*Work required:* Only lines holding the word "resolution" should be copied from the material.
── Data for processing
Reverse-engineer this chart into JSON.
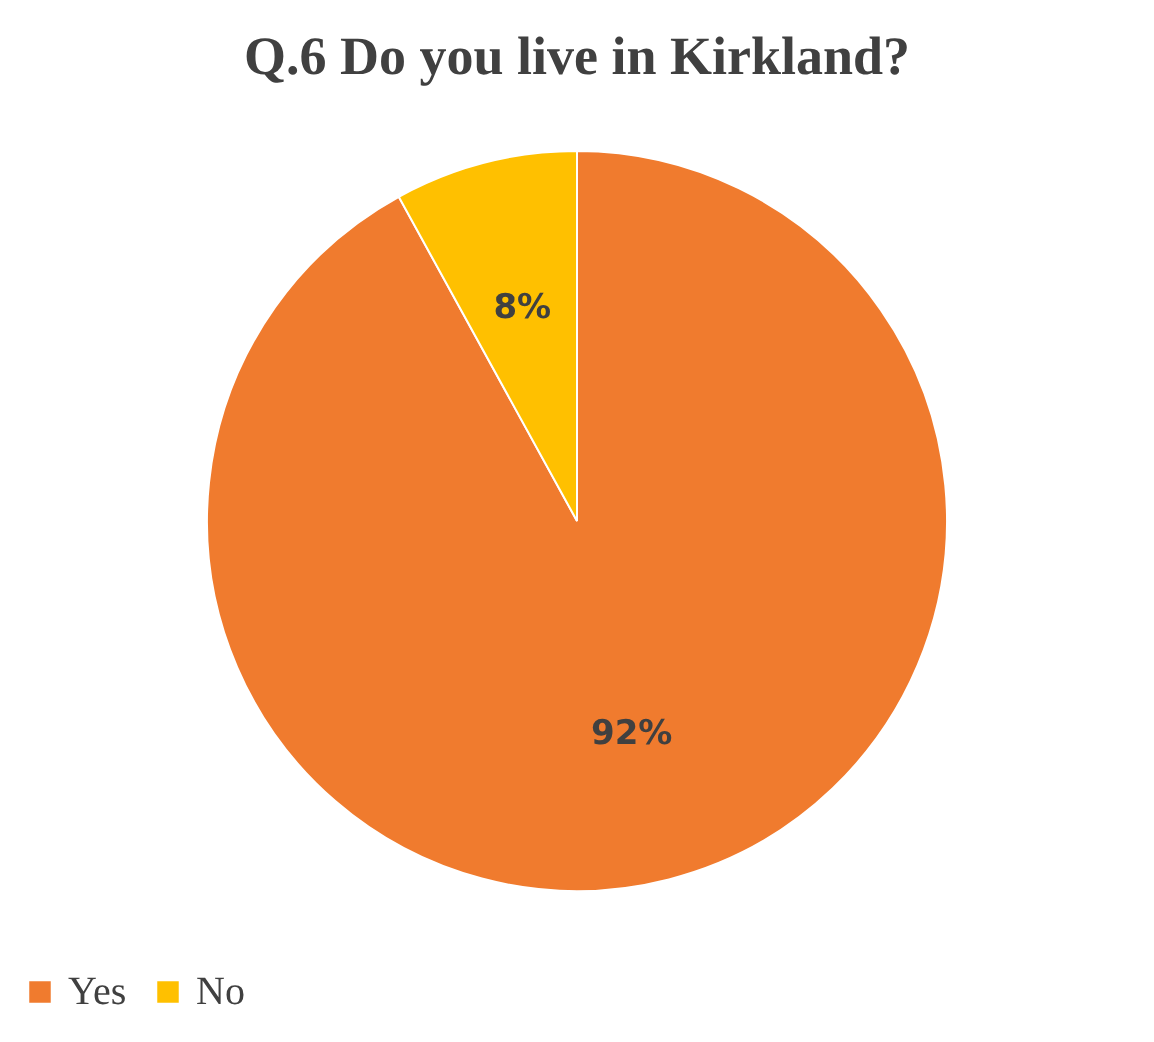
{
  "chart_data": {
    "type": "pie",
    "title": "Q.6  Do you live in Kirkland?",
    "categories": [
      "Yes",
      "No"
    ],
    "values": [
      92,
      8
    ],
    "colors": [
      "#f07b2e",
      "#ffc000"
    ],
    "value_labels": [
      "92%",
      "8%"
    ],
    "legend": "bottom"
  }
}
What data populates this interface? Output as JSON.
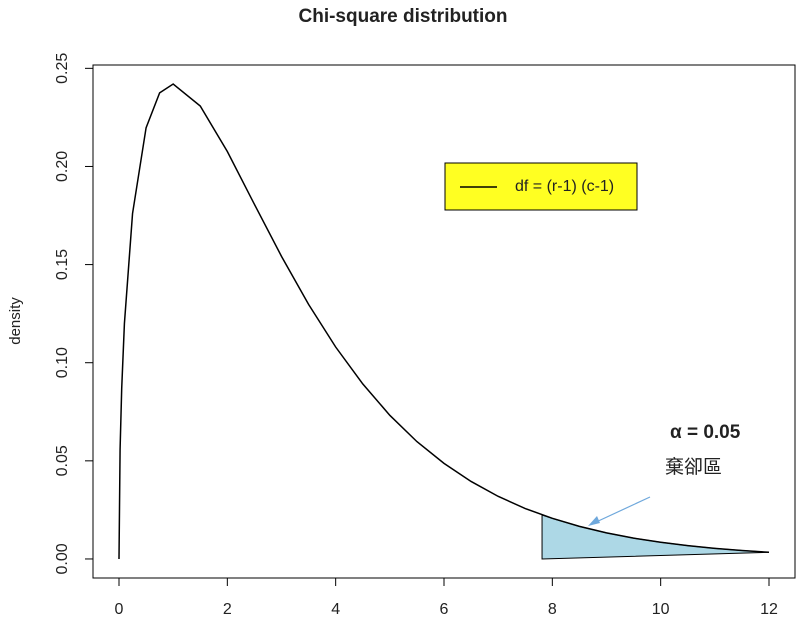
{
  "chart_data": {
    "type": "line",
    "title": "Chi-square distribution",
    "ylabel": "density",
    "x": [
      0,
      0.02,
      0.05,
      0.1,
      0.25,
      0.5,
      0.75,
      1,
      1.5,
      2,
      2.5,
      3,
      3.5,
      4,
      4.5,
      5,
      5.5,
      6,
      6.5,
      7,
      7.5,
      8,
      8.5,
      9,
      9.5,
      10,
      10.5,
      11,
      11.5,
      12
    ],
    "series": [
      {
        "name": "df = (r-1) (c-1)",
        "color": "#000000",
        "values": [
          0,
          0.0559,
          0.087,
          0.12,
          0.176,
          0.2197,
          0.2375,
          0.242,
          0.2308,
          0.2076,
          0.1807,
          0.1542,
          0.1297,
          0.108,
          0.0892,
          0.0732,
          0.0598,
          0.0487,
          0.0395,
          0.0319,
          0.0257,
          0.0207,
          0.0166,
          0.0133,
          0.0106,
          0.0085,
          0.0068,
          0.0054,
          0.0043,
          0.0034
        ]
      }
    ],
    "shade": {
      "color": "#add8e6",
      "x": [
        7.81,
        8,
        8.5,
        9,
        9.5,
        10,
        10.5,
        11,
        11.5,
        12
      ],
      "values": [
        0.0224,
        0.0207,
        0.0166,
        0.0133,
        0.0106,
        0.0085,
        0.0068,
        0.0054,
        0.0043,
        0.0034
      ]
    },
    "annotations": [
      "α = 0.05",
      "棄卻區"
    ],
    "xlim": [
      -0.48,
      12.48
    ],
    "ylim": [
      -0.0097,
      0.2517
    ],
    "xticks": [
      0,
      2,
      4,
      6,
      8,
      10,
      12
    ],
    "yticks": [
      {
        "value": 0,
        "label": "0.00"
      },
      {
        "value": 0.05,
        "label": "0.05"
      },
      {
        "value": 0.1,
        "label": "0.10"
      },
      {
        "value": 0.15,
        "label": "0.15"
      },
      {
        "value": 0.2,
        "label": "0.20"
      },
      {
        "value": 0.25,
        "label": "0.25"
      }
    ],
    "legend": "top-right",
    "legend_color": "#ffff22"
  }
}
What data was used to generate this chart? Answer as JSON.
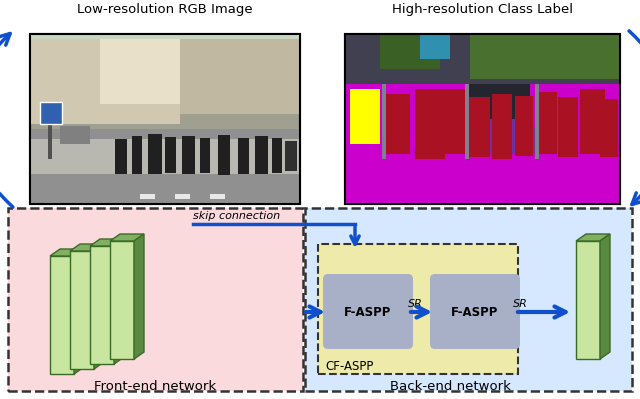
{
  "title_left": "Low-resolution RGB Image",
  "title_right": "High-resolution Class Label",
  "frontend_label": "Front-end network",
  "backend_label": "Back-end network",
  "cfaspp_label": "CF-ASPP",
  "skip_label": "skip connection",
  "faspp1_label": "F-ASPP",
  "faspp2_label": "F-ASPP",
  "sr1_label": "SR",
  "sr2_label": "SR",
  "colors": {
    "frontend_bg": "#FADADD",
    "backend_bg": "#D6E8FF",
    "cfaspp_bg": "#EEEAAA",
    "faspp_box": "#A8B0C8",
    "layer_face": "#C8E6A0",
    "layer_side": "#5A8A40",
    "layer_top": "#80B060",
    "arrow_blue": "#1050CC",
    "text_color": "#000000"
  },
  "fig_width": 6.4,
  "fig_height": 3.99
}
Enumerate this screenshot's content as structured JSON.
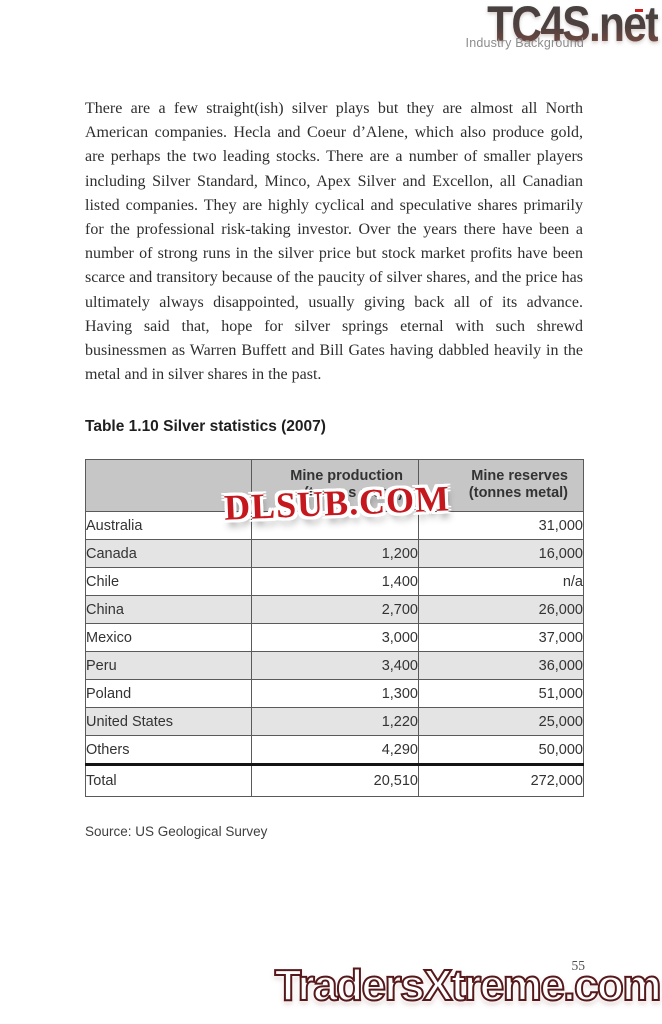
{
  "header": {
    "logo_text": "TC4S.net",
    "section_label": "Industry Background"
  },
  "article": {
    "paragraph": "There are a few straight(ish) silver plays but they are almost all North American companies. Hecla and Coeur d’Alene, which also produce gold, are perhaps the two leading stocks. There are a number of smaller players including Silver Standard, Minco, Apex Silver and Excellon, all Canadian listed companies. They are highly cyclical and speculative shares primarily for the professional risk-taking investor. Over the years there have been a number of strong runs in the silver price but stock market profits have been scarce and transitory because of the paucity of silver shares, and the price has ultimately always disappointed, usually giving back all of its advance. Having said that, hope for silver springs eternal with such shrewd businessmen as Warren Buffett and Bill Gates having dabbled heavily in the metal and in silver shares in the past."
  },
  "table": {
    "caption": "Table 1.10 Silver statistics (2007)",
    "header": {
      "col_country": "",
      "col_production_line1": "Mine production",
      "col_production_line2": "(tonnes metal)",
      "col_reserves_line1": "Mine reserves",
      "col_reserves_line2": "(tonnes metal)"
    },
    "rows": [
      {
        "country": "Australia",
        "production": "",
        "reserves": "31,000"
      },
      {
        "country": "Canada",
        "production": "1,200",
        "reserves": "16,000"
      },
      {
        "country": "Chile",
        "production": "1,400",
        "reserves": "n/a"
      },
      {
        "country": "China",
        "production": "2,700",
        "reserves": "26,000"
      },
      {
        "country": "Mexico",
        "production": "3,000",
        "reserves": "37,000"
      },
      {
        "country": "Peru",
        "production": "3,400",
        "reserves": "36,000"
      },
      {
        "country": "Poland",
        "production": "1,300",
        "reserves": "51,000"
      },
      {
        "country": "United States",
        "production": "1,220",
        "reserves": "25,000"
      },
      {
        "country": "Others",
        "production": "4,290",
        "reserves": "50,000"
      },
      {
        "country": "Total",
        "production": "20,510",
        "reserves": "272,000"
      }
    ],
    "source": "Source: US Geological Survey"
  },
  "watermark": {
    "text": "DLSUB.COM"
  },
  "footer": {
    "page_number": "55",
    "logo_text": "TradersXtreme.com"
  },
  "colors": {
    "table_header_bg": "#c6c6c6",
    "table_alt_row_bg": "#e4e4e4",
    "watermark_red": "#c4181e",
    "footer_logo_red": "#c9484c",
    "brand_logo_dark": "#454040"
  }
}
────
*Written answer:*
  "title_left": "Low-resolution RGB Image",
  "title_right": "High-resolution Class Label",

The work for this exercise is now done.